→ EXERCISE DETAILS: Would you write out the lines below, character for character, from the very first one up to and including the line with "file-list[interactable]: WHITESE WHITESI"?

→ DATA FOR PROCESSING:
========

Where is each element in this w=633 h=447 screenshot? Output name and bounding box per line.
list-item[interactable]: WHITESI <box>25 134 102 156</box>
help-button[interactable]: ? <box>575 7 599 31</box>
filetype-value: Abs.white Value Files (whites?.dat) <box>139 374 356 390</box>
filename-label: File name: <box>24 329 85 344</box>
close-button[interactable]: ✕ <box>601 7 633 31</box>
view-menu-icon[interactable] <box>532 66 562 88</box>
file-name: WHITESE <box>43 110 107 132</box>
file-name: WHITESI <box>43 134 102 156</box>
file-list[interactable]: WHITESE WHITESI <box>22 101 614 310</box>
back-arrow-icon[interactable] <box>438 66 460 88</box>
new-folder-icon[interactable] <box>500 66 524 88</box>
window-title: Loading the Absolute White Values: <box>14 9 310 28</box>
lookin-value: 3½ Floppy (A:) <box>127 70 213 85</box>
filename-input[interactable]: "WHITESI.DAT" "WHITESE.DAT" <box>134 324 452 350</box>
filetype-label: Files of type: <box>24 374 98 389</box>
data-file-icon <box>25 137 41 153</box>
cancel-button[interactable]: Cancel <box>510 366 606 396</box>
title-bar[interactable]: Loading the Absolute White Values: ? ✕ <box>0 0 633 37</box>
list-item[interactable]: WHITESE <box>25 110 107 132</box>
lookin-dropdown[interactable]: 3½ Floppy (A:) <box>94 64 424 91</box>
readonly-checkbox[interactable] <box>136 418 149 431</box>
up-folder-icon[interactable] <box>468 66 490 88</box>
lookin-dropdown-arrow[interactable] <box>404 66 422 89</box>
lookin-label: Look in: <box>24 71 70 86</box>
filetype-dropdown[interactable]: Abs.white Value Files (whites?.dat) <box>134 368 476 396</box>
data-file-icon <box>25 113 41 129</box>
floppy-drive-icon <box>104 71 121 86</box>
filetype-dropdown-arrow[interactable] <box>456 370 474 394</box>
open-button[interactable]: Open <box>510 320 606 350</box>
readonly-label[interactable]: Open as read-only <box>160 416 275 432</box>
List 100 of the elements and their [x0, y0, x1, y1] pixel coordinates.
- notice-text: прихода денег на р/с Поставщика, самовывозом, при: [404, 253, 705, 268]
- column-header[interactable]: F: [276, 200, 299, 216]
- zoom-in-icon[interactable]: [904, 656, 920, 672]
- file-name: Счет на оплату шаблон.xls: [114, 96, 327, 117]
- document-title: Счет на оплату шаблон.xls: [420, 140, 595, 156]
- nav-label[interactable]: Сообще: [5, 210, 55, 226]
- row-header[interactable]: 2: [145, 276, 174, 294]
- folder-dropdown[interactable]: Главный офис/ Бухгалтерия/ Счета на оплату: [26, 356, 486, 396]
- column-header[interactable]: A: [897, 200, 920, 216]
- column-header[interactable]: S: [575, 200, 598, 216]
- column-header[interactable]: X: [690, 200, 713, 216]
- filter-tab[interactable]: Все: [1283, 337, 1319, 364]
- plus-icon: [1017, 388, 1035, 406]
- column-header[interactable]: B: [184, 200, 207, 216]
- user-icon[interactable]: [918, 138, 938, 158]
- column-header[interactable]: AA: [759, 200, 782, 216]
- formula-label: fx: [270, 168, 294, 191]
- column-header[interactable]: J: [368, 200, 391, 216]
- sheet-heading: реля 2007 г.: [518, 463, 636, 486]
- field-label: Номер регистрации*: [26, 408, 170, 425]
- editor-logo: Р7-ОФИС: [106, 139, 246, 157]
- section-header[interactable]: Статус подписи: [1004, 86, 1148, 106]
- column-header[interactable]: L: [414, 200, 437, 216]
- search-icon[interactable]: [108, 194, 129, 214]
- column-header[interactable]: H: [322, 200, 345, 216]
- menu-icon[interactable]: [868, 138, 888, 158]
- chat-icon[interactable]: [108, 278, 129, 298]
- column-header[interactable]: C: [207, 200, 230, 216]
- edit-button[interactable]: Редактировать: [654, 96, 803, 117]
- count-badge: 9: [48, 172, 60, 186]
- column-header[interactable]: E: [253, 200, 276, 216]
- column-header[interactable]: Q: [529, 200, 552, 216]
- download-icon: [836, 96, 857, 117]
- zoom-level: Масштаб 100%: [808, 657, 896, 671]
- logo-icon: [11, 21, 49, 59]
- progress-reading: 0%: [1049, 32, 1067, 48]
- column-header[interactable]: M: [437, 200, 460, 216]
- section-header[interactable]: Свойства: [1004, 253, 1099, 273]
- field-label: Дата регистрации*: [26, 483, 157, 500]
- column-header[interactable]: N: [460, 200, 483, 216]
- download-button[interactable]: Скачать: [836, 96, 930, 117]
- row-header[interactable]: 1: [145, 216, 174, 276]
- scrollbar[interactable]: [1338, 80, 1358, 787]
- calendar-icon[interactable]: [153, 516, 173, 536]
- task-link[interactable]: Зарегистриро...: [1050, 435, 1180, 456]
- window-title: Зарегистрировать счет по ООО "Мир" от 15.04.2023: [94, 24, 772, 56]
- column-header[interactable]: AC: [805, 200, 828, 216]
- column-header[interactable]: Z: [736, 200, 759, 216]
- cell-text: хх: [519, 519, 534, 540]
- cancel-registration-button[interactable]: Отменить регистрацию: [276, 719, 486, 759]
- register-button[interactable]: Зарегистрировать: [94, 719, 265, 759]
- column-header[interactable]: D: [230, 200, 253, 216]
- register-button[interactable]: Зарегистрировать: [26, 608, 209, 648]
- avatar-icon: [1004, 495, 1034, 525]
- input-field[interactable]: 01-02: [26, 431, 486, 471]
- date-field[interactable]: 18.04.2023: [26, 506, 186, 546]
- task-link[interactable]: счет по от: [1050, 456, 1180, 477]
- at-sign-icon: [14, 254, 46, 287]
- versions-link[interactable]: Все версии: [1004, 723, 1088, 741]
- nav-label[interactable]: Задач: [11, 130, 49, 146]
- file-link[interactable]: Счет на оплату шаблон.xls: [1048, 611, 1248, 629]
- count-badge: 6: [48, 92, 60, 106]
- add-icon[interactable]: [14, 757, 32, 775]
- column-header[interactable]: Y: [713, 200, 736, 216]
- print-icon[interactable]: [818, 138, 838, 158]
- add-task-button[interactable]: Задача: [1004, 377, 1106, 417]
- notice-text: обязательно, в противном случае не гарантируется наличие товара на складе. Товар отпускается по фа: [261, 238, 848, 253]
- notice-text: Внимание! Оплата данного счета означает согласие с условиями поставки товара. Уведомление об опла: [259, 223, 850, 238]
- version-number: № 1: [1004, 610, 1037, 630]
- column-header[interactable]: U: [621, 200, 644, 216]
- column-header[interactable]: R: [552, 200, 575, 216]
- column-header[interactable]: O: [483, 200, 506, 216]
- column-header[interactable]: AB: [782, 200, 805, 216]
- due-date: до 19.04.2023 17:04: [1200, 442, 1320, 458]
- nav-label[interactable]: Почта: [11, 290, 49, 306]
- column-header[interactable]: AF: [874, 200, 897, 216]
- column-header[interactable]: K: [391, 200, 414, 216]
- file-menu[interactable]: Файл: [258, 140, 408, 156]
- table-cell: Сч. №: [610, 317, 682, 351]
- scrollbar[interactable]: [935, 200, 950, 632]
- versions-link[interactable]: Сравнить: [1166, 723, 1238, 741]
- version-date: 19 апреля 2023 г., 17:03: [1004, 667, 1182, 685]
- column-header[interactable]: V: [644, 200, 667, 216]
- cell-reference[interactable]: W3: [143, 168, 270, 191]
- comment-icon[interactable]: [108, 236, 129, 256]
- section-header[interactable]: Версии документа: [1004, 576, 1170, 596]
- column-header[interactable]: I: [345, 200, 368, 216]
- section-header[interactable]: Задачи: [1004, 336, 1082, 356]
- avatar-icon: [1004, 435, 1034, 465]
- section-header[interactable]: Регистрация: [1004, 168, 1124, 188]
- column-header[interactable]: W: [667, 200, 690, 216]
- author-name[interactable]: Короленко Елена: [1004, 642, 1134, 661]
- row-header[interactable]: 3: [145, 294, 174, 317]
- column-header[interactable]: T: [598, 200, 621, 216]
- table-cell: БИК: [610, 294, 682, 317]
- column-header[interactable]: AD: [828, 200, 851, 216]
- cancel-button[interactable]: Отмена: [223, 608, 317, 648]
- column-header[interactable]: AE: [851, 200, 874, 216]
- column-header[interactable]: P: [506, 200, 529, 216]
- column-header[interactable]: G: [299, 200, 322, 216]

========

→ THE RESPONSE:
Where is each element in this w=633 h=447 screenshot? Output name and bounding box per line.
list-item[interactable]: WHITESI <box>25 134 102 156</box>
help-button[interactable]: ? <box>575 7 599 31</box>
filetype-value: Abs.white Value Files (whites?.dat) <box>139 374 356 390</box>
filename-label: File name: <box>24 329 85 344</box>
close-button[interactable]: ✕ <box>601 7 633 31</box>
view-menu-icon[interactable] <box>532 66 562 88</box>
file-name: WHITESE <box>43 110 107 132</box>
file-name: WHITESI <box>43 134 102 156</box>
file-list[interactable]: WHITESE WHITESI <box>22 101 614 310</box>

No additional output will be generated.